_PROMPT_.
Below is a set of records. Repeat all of them exactly.

_INFORMATION SUPPLIED_.
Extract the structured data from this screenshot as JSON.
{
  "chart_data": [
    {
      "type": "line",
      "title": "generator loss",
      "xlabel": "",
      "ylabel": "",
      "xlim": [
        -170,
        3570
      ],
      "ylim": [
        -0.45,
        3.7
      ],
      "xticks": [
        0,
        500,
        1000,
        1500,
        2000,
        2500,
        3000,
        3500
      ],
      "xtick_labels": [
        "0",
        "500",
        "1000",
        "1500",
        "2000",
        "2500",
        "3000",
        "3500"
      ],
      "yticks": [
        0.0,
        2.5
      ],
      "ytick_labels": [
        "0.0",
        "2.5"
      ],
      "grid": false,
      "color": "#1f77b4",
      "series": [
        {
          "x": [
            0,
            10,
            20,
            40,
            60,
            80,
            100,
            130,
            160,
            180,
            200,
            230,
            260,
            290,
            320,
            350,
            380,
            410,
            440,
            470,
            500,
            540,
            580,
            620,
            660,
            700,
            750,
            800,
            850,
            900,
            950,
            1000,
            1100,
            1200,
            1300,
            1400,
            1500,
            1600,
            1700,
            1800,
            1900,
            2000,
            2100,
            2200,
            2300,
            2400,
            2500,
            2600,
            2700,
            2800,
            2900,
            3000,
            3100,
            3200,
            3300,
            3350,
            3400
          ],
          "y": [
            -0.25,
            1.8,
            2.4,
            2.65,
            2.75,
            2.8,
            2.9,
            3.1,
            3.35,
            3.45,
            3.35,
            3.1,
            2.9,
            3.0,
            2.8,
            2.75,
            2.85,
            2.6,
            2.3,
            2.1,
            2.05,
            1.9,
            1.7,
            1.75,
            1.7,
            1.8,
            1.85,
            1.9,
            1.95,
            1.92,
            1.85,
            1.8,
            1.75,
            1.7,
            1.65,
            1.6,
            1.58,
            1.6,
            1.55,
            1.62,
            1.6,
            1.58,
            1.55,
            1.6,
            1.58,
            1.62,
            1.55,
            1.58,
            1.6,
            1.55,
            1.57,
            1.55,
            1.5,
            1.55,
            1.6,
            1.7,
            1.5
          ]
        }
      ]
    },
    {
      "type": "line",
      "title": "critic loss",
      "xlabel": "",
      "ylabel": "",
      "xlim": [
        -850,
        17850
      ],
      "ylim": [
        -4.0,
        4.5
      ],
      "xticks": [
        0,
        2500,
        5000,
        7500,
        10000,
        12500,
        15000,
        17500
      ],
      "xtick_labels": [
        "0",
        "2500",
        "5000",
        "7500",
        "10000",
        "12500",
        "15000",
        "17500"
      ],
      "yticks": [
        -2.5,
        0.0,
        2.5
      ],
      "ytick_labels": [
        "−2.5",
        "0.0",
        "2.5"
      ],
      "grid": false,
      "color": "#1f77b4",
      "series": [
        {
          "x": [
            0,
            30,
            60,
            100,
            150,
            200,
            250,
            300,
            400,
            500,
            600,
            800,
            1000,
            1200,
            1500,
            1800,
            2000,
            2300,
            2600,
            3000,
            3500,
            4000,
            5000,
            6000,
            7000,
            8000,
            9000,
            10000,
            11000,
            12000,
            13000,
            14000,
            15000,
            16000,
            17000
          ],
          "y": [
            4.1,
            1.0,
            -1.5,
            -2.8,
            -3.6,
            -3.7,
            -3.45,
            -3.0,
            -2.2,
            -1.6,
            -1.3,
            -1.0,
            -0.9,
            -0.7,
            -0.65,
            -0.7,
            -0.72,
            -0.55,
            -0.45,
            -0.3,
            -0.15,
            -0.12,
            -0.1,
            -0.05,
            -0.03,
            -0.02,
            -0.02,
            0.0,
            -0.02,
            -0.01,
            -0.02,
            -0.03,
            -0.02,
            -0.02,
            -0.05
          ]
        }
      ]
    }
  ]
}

_RESPONSE TO THE EXERCISE_.
Extract the structured data from this screenshot as JSON.
{
  "chart_data": [
    {
      "type": "line",
      "title": "generator loss",
      "xlabel": "",
      "ylabel": "",
      "xlim": [
        -170,
        3570
      ],
      "ylim": [
        -0.45,
        3.7
      ],
      "xticks": [
        0,
        500,
        1000,
        1500,
        2000,
        2500,
        3000,
        3500
      ],
      "xtick_labels": [
        "0",
        "500",
        "1000",
        "1500",
        "2000",
        "2500",
        "3000",
        "3500"
      ],
      "yticks": [
        0.0,
        2.5
      ],
      "ytick_labels": [
        "0.0",
        "2.5"
      ],
      "grid": false,
      "color": "#1f77b4",
      "series": [
        {
          "x": [
            0,
            10,
            20,
            40,
            60,
            80,
            100,
            130,
            160,
            180,
            200,
            230,
            260,
            290,
            320,
            350,
            380,
            410,
            440,
            470,
            500,
            540,
            580,
            620,
            660,
            700,
            750,
            800,
            850,
            900,
            950,
            1000,
            1100,
            1200,
            1300,
            1400,
            1500,
            1600,
            1700,
            1800,
            1900,
            2000,
            2100,
            2200,
            2300,
            2400,
            2500,
            2600,
            2700,
            2800,
            2900,
            3000,
            3100,
            3200,
            3300,
            3350,
            3400
          ],
          "y": [
            -0.25,
            1.8,
            2.4,
            2.65,
            2.75,
            2.8,
            2.9,
            3.1,
            3.35,
            3.45,
            3.35,
            3.1,
            2.9,
            3.0,
            2.8,
            2.75,
            2.85,
            2.6,
            2.3,
            2.1,
            2.05,
            1.9,
            1.7,
            1.75,
            1.7,
            1.8,
            1.85,
            1.9,
            1.95,
            1.92,
            1.85,
            1.8,
            1.75,
            1.7,
            1.65,
            1.6,
            1.58,
            1.6,
            1.55,
            1.62,
            1.6,
            1.58,
            1.55,
            1.6,
            1.58,
            1.62,
            1.55,
            1.58,
            1.6,
            1.55,
            1.57,
            1.55,
            1.5,
            1.55,
            1.6,
            1.7,
            1.5
          ]
        }
      ]
    },
    {
      "type": "line",
      "title": "critic loss",
      "xlabel": "",
      "ylabel": "",
      "xlim": [
        -850,
        17850
      ],
      "ylim": [
        -4.0,
        4.5
      ],
      "xticks": [
        0,
        2500,
        5000,
        7500,
        10000,
        12500,
        15000,
        17500
      ],
      "xtick_labels": [
        "0",
        "2500",
        "5000",
        "7500",
        "10000",
        "12500",
        "15000",
        "17500"
      ],
      "yticks": [
        -2.5,
        0.0,
        2.5
      ],
      "ytick_labels": [
        "−2.5",
        "0.0",
        "2.5"
      ],
      "grid": false,
      "color": "#1f77b4",
      "series": [
        {
          "x": [
            0,
            30,
            60,
            100,
            150,
            200,
            250,
            300,
            400,
            500,
            600,
            800,
            1000,
            1200,
            1500,
            1800,
            2000,
            2300,
            2600,
            3000,
            3500,
            4000,
            5000,
            6000,
            7000,
            8000,
            9000,
            10000,
            11000,
            12000,
            13000,
            14000,
            15000,
            16000,
            17000
          ],
          "y": [
            4.1,
            1.0,
            -1.5,
            -2.8,
            -3.6,
            -3.7,
            -3.45,
            -3.0,
            -2.2,
            -1.6,
            -1.3,
            -1.0,
            -0.9,
            -0.7,
            -0.65,
            -0.7,
            -0.72,
            -0.55,
            -0.45,
            -0.3,
            -0.15,
            -0.12,
            -0.1,
            -0.05,
            -0.03,
            -0.02,
            -0.02,
            0.0,
            -0.02,
            -0.01,
            -0.02,
            -0.03,
            -0.02,
            -0.02,
            -0.05
          ]
        }
      ]
    }
  ]
}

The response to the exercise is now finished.